• EXERCISE DESCRIPTION: Count how many lines of the data below contain the string "graciehptest"; the reply should be that number alone.

• GIVEN RECORDS:
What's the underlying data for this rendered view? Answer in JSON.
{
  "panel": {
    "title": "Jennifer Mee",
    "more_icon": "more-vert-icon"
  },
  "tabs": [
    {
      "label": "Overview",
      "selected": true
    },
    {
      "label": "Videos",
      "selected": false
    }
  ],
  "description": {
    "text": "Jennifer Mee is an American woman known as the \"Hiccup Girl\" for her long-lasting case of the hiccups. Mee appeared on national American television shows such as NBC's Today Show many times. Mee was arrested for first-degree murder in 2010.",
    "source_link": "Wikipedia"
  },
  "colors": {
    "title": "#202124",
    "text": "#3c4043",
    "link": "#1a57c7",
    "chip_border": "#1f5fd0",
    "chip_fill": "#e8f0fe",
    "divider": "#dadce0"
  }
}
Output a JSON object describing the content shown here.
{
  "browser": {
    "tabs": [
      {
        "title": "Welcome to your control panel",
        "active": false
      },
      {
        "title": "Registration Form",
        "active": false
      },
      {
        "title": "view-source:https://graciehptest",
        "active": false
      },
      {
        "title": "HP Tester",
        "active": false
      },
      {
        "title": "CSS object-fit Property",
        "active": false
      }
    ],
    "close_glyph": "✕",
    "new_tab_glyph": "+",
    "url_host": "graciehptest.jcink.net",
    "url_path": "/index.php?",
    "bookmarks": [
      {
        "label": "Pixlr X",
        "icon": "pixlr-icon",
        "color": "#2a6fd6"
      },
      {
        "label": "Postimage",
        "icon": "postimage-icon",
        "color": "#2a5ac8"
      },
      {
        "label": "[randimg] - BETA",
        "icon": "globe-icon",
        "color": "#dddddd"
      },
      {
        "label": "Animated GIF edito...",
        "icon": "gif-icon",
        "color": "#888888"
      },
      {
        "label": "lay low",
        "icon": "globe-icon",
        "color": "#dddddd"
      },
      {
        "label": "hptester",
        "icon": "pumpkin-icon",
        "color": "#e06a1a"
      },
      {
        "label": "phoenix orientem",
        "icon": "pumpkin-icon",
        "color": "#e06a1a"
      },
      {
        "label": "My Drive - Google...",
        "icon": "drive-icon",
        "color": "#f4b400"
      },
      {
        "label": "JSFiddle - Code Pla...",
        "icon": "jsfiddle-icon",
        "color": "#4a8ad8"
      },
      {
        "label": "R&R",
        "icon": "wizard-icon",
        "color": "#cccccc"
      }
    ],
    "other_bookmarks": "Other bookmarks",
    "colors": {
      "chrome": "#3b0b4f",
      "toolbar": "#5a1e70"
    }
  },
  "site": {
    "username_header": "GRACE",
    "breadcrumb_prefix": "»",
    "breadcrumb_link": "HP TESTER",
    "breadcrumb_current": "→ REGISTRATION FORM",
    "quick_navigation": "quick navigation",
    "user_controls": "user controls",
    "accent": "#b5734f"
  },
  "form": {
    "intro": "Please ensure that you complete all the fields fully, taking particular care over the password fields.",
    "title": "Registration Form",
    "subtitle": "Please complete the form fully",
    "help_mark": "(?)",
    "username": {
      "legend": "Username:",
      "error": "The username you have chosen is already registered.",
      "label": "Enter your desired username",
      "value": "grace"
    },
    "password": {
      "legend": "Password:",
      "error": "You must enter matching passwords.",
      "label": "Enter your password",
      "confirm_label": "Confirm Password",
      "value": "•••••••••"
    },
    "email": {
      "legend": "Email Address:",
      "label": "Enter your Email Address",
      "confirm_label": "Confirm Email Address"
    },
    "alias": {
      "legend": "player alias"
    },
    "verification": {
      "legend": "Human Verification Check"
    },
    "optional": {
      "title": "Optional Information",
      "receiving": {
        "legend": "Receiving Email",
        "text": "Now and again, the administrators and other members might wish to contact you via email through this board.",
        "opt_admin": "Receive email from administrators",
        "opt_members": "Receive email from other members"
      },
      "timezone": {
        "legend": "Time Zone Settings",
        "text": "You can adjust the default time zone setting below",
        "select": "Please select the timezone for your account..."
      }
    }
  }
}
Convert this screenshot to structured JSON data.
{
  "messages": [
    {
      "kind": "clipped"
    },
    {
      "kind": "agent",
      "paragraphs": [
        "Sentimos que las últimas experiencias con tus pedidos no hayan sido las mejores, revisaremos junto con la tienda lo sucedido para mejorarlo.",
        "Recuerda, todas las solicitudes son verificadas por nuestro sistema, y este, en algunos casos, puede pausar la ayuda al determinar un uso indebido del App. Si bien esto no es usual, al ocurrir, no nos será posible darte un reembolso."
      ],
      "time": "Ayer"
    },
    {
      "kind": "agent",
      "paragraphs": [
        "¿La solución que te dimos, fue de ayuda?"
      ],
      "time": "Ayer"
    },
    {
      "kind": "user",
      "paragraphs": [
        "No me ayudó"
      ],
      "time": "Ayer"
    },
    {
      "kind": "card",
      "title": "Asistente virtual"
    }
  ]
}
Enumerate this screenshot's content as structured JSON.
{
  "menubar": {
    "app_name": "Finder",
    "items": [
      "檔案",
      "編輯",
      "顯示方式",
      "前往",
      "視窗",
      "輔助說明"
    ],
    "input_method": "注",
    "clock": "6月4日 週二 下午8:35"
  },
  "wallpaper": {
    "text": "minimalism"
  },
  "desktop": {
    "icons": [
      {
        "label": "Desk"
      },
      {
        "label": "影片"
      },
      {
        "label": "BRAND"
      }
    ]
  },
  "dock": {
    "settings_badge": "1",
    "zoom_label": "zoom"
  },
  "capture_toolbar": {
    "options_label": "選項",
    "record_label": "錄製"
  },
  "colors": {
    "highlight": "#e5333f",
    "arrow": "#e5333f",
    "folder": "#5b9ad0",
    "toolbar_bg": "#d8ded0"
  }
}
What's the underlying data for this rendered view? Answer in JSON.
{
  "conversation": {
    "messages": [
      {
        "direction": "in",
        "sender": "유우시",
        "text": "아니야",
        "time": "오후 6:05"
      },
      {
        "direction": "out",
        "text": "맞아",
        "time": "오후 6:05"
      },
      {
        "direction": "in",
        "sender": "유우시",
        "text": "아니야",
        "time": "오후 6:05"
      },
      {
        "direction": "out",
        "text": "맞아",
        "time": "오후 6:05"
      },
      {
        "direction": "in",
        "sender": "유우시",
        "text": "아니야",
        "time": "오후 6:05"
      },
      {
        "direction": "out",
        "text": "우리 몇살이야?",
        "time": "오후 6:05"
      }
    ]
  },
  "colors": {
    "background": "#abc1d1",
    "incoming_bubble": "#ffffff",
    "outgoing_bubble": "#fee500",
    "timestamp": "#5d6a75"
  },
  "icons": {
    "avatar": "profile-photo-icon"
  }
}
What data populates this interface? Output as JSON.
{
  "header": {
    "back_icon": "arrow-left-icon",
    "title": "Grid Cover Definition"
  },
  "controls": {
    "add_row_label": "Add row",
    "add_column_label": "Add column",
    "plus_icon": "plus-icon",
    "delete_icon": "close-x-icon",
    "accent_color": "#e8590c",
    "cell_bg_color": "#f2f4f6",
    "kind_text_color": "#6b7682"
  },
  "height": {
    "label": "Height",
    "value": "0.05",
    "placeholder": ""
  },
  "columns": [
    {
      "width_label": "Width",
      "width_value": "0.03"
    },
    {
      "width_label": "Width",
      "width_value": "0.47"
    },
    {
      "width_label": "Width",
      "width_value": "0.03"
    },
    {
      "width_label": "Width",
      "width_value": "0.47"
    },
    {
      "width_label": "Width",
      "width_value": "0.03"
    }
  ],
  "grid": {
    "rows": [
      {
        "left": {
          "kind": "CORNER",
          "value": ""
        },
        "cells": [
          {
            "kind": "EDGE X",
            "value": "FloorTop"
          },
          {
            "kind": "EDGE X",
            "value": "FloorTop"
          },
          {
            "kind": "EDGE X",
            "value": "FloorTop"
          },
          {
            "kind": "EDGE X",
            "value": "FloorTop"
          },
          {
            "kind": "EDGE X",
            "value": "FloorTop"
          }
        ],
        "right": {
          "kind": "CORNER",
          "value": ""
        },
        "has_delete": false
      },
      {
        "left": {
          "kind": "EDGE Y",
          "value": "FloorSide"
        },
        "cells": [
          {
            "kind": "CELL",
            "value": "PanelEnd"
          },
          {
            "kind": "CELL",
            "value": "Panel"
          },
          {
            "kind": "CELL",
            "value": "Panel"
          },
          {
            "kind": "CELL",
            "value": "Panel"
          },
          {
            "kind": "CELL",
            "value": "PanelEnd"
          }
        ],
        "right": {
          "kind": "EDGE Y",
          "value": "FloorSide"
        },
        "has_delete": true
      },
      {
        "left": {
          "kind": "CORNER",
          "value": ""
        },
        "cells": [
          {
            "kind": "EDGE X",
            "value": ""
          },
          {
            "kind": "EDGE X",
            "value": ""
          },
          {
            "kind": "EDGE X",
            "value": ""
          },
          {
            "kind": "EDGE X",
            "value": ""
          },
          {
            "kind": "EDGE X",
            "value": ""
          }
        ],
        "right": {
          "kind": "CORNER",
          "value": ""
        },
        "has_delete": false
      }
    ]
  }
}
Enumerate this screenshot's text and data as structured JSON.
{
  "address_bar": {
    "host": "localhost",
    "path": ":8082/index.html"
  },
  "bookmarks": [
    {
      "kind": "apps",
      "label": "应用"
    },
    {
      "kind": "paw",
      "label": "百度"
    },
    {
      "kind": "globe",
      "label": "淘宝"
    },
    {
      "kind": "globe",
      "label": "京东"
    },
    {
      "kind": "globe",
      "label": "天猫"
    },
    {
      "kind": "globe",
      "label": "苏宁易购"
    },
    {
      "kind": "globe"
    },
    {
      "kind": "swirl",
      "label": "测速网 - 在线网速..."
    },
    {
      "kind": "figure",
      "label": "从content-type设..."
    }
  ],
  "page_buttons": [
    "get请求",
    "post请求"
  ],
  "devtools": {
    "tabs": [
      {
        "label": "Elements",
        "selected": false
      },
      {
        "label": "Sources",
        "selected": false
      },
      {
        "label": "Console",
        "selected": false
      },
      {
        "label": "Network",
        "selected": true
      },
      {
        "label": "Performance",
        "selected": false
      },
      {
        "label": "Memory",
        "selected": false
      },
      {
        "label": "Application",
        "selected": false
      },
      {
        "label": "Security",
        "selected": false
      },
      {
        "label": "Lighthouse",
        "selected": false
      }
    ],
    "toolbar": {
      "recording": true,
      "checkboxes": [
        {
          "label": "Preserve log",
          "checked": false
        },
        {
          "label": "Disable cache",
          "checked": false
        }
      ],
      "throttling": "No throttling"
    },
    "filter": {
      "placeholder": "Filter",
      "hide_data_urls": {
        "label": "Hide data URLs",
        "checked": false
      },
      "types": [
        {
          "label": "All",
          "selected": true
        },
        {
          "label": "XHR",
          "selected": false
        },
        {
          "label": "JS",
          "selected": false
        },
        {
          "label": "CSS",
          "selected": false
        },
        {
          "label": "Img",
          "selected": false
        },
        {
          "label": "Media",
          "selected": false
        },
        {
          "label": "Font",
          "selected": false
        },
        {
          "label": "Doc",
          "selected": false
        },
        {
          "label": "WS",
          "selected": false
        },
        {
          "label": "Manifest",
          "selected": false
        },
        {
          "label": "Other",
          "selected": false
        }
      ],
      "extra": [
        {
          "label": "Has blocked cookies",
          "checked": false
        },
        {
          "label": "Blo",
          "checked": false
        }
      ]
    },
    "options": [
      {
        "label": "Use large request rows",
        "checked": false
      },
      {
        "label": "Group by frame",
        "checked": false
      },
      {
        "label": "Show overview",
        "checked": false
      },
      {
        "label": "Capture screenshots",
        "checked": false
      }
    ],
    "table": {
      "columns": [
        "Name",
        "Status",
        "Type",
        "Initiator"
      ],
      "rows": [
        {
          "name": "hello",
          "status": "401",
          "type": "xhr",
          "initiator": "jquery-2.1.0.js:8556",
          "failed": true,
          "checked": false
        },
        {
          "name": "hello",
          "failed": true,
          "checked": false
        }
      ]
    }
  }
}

• FINISHED ANSWER: 2